Records:
++++++++

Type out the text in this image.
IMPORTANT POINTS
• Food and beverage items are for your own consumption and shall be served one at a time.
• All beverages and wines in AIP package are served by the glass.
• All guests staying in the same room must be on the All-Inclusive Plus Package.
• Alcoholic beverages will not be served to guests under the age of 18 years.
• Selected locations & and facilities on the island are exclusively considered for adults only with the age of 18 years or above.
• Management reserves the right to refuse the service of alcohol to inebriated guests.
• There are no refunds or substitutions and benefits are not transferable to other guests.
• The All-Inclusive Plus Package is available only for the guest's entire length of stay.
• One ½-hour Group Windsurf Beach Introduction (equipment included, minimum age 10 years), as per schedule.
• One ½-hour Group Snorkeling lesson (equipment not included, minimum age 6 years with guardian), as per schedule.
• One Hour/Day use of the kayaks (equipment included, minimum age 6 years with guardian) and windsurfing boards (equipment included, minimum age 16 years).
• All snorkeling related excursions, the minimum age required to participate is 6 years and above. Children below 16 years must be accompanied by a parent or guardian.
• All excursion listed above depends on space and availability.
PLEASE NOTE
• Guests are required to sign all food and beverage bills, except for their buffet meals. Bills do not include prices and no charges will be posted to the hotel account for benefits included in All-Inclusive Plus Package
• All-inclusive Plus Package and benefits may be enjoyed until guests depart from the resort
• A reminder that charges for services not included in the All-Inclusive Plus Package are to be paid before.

++++++++

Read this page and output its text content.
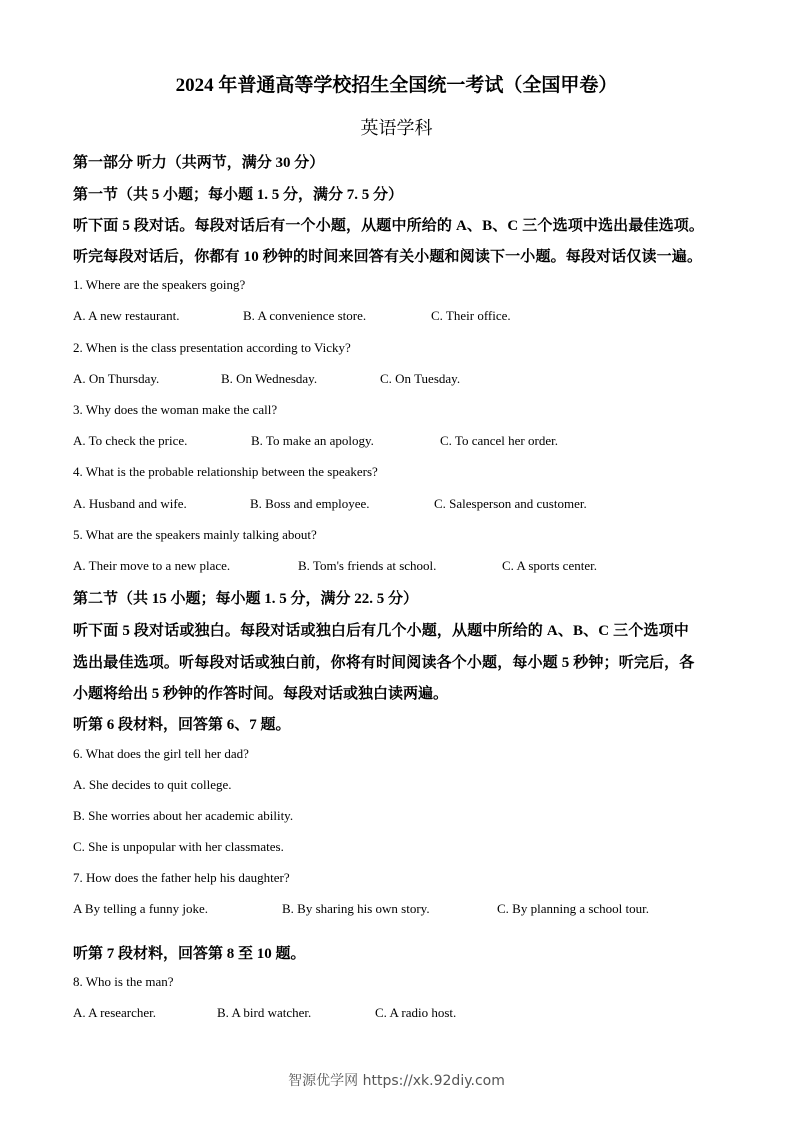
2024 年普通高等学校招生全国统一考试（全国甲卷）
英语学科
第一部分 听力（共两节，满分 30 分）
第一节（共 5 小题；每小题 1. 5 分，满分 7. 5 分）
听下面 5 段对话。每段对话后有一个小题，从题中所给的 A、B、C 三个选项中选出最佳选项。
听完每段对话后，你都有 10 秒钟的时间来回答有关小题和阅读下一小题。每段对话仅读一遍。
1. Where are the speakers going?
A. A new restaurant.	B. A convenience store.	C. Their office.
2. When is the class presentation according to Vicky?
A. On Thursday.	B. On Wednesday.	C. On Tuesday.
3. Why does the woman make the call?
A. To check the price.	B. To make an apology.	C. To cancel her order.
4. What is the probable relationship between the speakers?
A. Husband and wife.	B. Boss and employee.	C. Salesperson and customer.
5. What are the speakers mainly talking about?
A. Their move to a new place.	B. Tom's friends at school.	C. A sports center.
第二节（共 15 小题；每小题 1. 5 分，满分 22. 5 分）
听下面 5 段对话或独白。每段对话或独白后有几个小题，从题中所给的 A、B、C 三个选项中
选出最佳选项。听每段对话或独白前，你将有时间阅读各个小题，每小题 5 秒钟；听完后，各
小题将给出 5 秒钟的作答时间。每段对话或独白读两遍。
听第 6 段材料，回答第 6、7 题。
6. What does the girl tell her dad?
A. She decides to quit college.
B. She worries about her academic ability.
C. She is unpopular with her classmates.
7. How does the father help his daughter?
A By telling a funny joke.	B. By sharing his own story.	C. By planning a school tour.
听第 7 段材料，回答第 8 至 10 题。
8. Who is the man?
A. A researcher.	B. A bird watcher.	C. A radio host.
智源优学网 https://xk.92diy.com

++++++++

◆ Given task: Which lines include the word "about"? Copy every one of them.

◆ The solution:
5. What are the speakers mainly talking about?
B. She worries about her academic ability.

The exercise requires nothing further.